__JOB__
Comb the records below for the string "color" and copy each line where it turns up.

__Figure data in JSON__
______________________________
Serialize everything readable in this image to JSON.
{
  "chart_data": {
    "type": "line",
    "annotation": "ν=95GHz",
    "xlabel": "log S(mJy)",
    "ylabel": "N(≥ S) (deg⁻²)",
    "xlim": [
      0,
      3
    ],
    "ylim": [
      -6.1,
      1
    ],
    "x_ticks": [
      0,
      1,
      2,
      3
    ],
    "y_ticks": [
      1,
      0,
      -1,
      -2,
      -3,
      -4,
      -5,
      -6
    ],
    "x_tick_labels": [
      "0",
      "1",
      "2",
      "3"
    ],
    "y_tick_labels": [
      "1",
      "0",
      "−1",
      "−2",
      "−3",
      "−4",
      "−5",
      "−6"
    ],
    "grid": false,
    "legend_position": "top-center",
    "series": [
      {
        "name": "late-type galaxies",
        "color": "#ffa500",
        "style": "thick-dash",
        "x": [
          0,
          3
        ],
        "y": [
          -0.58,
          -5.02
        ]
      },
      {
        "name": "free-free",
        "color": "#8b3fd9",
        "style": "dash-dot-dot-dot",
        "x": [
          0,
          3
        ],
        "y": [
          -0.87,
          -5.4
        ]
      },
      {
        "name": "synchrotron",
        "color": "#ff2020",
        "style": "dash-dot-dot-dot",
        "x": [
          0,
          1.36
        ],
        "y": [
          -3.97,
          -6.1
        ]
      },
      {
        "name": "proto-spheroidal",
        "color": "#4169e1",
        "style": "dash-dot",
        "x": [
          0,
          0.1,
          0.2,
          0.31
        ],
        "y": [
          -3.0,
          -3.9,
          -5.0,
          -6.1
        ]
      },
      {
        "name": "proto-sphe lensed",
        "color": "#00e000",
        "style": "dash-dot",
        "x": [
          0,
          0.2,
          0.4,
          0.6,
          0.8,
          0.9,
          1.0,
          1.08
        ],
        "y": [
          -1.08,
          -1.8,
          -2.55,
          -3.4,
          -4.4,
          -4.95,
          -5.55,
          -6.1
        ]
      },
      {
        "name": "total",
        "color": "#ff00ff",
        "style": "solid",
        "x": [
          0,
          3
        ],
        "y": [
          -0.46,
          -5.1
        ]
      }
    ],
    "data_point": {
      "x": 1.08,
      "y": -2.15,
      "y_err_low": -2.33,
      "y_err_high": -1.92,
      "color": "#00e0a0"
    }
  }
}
______________________________
__FINAL ANSWER__
        "color": "#ffa500",
        "color": "#8b3fd9",
        "color": "#ff2020",
        "color": "#4169e1",
        "color": "#00e000",
        "color": "#ff00ff",
      "color": "#00e0a0"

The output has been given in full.